Your instructions. Return the records exactly as they are.

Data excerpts
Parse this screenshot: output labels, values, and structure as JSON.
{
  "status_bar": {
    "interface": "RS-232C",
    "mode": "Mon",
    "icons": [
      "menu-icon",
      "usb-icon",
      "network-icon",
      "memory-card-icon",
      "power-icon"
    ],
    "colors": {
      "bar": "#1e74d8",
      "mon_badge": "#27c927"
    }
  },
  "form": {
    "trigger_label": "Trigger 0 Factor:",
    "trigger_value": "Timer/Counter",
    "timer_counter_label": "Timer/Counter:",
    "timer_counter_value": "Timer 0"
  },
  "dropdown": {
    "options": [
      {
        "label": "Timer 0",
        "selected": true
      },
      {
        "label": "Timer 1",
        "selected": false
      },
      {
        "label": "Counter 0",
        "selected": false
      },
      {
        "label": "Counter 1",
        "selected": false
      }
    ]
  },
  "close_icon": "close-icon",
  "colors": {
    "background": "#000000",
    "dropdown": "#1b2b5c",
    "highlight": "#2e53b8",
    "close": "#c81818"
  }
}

Written response.
Parse this screenshot: output labels, values, and structure as JSON.
{
  "status_bar": {
    "interface": "RS-232C",
    "mode": "Mon",
    "icons": [
      "menu-icon",
      "usb-icon",
      "network-icon",
      "memory-card-icon",
      "power-icon"
    ],
    "colors": {
      "bar": "#1e74d8",
      "mon_badge": "#27c927"
    }
  },
  "form": {
    "trigger_label": "Trigger 0 Factor:",
    "trigger_value": "Timer/Counter",
    "timer_counter_label": "Timer/Counter:",
    "timer_counter_value": "Timer 0"
  },
  "dropdown": {
    "options": [
      {
        "label": "Timer 0",
        "selected": true
      },
      {
        "label": "Timer 1",
        "selected": false
      },
      {
        "label": "Counter 0",
        "selected": false
      },
      {
        "label": "Counter 1",
        "selected": false
      }
    ]
  },
  "close_icon": "close-icon",
  "colors": {
    "background": "#000000",
    "dropdown": "#1b2b5c",
    "highlight": "#2e53b8",
    "close": "#c81818"
  }
}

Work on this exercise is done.